- _Task goal_
Reproduce all the entries exactly.

(Recorded data)
^^^^
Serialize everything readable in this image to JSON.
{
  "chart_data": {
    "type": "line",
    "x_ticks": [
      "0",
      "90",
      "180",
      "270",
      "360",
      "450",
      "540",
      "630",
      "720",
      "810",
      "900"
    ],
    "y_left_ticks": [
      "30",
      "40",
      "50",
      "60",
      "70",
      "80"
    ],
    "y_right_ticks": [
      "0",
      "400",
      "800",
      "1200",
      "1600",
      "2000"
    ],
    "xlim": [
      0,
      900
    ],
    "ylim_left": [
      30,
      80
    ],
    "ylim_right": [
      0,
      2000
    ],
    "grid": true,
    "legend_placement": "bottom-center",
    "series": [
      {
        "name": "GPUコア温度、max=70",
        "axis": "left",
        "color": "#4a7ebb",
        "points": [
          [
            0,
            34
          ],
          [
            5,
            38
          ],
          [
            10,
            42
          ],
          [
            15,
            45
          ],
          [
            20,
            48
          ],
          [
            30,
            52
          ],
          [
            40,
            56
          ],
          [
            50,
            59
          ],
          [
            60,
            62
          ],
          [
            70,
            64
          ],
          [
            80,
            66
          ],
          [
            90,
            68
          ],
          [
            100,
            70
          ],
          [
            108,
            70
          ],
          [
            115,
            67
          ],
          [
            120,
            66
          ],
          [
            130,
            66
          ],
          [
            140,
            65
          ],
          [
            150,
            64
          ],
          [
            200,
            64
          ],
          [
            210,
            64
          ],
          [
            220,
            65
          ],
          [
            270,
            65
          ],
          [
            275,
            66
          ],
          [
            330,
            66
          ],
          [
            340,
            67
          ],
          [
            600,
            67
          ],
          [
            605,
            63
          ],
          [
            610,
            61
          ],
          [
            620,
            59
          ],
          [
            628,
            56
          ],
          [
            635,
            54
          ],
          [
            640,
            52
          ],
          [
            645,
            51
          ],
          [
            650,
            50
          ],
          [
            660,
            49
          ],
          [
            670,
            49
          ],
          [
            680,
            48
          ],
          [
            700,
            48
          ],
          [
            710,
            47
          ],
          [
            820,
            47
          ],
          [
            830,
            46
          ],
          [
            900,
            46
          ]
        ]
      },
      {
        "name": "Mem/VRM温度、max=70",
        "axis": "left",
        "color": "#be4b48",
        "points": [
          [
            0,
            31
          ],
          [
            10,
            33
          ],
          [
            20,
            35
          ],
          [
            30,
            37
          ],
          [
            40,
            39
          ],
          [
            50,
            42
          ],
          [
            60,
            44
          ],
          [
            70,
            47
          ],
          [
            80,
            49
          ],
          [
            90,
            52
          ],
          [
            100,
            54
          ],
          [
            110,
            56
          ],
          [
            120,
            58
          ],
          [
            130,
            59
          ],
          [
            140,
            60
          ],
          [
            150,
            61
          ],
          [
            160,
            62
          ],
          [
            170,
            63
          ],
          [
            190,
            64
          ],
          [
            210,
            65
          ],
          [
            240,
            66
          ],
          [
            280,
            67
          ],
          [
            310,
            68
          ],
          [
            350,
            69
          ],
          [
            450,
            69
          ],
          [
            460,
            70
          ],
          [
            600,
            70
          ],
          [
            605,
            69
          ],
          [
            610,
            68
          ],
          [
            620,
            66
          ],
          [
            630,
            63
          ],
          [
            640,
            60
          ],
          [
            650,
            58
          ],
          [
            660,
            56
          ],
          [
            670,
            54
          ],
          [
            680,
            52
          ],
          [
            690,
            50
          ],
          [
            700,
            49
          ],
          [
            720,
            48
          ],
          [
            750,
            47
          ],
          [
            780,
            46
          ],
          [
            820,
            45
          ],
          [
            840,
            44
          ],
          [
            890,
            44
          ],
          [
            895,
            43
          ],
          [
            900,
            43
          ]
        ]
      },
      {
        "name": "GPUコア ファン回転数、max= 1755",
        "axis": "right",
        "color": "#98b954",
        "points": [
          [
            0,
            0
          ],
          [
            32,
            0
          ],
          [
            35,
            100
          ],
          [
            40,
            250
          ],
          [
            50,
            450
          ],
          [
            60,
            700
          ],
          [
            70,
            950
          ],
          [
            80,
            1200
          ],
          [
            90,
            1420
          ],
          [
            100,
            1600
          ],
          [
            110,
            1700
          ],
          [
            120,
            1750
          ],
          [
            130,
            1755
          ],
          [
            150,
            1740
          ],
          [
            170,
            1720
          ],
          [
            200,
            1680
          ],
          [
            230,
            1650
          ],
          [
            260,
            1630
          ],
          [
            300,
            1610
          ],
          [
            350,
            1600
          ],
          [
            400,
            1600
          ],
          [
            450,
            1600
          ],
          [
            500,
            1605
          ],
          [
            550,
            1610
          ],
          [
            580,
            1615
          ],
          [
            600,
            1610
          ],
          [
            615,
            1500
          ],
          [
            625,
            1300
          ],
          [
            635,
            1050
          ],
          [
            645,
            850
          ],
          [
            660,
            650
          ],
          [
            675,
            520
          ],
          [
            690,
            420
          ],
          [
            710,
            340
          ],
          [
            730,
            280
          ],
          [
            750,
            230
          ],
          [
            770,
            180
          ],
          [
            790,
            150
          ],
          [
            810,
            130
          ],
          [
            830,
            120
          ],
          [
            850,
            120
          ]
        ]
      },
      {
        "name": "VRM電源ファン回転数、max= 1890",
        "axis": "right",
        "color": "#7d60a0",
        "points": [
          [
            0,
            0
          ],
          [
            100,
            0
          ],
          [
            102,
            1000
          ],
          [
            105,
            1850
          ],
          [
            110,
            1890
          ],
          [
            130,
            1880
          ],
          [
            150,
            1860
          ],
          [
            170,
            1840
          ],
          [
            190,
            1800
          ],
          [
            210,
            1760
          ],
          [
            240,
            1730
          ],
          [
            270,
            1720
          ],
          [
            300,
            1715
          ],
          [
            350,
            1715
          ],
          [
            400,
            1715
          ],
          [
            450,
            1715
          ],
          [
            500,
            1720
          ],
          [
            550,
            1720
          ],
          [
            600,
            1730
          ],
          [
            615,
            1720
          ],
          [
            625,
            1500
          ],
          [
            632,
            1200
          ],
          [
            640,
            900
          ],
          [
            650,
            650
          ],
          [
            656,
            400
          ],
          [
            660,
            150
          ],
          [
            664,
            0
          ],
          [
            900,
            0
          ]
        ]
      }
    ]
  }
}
^^^^
- _Output below_
Serialize everything readable in this image to JSON.
{
  "chart_data": {
    "type": "line",
    "x_ticks": [
      "0",
      "90",
      "180",
      "270",
      "360",
      "450",
      "540",
      "630",
      "720",
      "810",
      "900"
    ],
    "y_left_ticks": [
      "30",
      "40",
      "50",
      "60",
      "70",
      "80"
    ],
    "y_right_ticks": [
      "0",
      "400",
      "800",
      "1200",
      "1600",
      "2000"
    ],
    "xlim": [
      0,
      900
    ],
    "ylim_left": [
      30,
      80
    ],
    "ylim_right": [
      0,
      2000
    ],
    "grid": true,
    "legend_placement": "bottom-center",
    "series": [
      {
        "name": "GPUコア温度、max=70",
        "axis": "left",
        "color": "#4a7ebb",
        "points": [
          [
            0,
            34
          ],
          [
            5,
            38
          ],
          [
            10,
            42
          ],
          [
            15,
            45
          ],
          [
            20,
            48
          ],
          [
            30,
            52
          ],
          [
            40,
            56
          ],
          [
            50,
            59
          ],
          [
            60,
            62
          ],
          [
            70,
            64
          ],
          [
            80,
            66
          ],
          [
            90,
            68
          ],
          [
            100,
            70
          ],
          [
            108,
            70
          ],
          [
            115,
            67
          ],
          [
            120,
            66
          ],
          [
            130,
            66
          ],
          [
            140,
            65
          ],
          [
            150,
            64
          ],
          [
            200,
            64
          ],
          [
            210,
            64
          ],
          [
            220,
            65
          ],
          [
            270,
            65
          ],
          [
            275,
            66
          ],
          [
            330,
            66
          ],
          [
            340,
            67
          ],
          [
            600,
            67
          ],
          [
            605,
            63
          ],
          [
            610,
            61
          ],
          [
            620,
            59
          ],
          [
            628,
            56
          ],
          [
            635,
            54
          ],
          [
            640,
            52
          ],
          [
            645,
            51
          ],
          [
            650,
            50
          ],
          [
            660,
            49
          ],
          [
            670,
            49
          ],
          [
            680,
            48
          ],
          [
            700,
            48
          ],
          [
            710,
            47
          ],
          [
            820,
            47
          ],
          [
            830,
            46
          ],
          [
            900,
            46
          ]
        ]
      },
      {
        "name": "Mem/VRM温度、max=70",
        "axis": "left",
        "color": "#be4b48",
        "points": [
          [
            0,
            31
          ],
          [
            10,
            33
          ],
          [
            20,
            35
          ],
          [
            30,
            37
          ],
          [
            40,
            39
          ],
          [
            50,
            42
          ],
          [
            60,
            44
          ],
          [
            70,
            47
          ],
          [
            80,
            49
          ],
          [
            90,
            52
          ],
          [
            100,
            54
          ],
          [
            110,
            56
          ],
          [
            120,
            58
          ],
          [
            130,
            59
          ],
          [
            140,
            60
          ],
          [
            150,
            61
          ],
          [
            160,
            62
          ],
          [
            170,
            63
          ],
          [
            190,
            64
          ],
          [
            210,
            65
          ],
          [
            240,
            66
          ],
          [
            280,
            67
          ],
          [
            310,
            68
          ],
          [
            350,
            69
          ],
          [
            450,
            69
          ],
          [
            460,
            70
          ],
          [
            600,
            70
          ],
          [
            605,
            69
          ],
          [
            610,
            68
          ],
          [
            620,
            66
          ],
          [
            630,
            63
          ],
          [
            640,
            60
          ],
          [
            650,
            58
          ],
          [
            660,
            56
          ],
          [
            670,
            54
          ],
          [
            680,
            52
          ],
          [
            690,
            50
          ],
          [
            700,
            49
          ],
          [
            720,
            48
          ],
          [
            750,
            47
          ],
          [
            780,
            46
          ],
          [
            820,
            45
          ],
          [
            840,
            44
          ],
          [
            890,
            44
          ],
          [
            895,
            43
          ],
          [
            900,
            43
          ]
        ]
      },
      {
        "name": "GPUコア ファン回転数、max= 1755",
        "axis": "right",
        "color": "#98b954",
        "points": [
          [
            0,
            0
          ],
          [
            32,
            0
          ],
          [
            35,
            100
          ],
          [
            40,
            250
          ],
          [
            50,
            450
          ],
          [
            60,
            700
          ],
          [
            70,
            950
          ],
          [
            80,
            1200
          ],
          [
            90,
            1420
          ],
          [
            100,
            1600
          ],
          [
            110,
            1700
          ],
          [
            120,
            1750
          ],
          [
            130,
            1755
          ],
          [
            150,
            1740
          ],
          [
            170,
            1720
          ],
          [
            200,
            1680
          ],
          [
            230,
            1650
          ],
          [
            260,
            1630
          ],
          [
            300,
            1610
          ],
          [
            350,
            1600
          ],
          [
            400,
            1600
          ],
          [
            450,
            1600
          ],
          [
            500,
            1605
          ],
          [
            550,
            1610
          ],
          [
            580,
            1615
          ],
          [
            600,
            1610
          ],
          [
            615,
            1500
          ],
          [
            625,
            1300
          ],
          [
            635,
            1050
          ],
          [
            645,
            850
          ],
          [
            660,
            650
          ],
          [
            675,
            520
          ],
          [
            690,
            420
          ],
          [
            710,
            340
          ],
          [
            730,
            280
          ],
          [
            750,
            230
          ],
          [
            770,
            180
          ],
          [
            790,
            150
          ],
          [
            810,
            130
          ],
          [
            830,
            120
          ],
          [
            850,
            120
          ]
        ]
      },
      {
        "name": "VRM電源ファン回転数、max= 1890",
        "axis": "right",
        "color": "#7d60a0",
        "points": [
          [
            0,
            0
          ],
          [
            100,
            0
          ],
          [
            102,
            1000
          ],
          [
            105,
            1850
          ],
          [
            110,
            1890
          ],
          [
            130,
            1880
          ],
          [
            150,
            1860
          ],
          [
            170,
            1840
          ],
          [
            190,
            1800
          ],
          [
            210,
            1760
          ],
          [
            240,
            1730
          ],
          [
            270,
            1720
          ],
          [
            300,
            1715
          ],
          [
            350,
            1715
          ],
          [
            400,
            1715
          ],
          [
            450,
            1715
          ],
          [
            500,
            1720
          ],
          [
            550,
            1720
          ],
          [
            600,
            1730
          ],
          [
            615,
            1720
          ],
          [
            625,
            1500
          ],
          [
            632,
            1200
          ],
          [
            640,
            900
          ],
          [
            650,
            650
          ],
          [
            656,
            400
          ],
          [
            660,
            150
          ],
          [
            664,
            0
          ],
          [
            900,
            0
          ]
        ]
      }
    ]
  }
}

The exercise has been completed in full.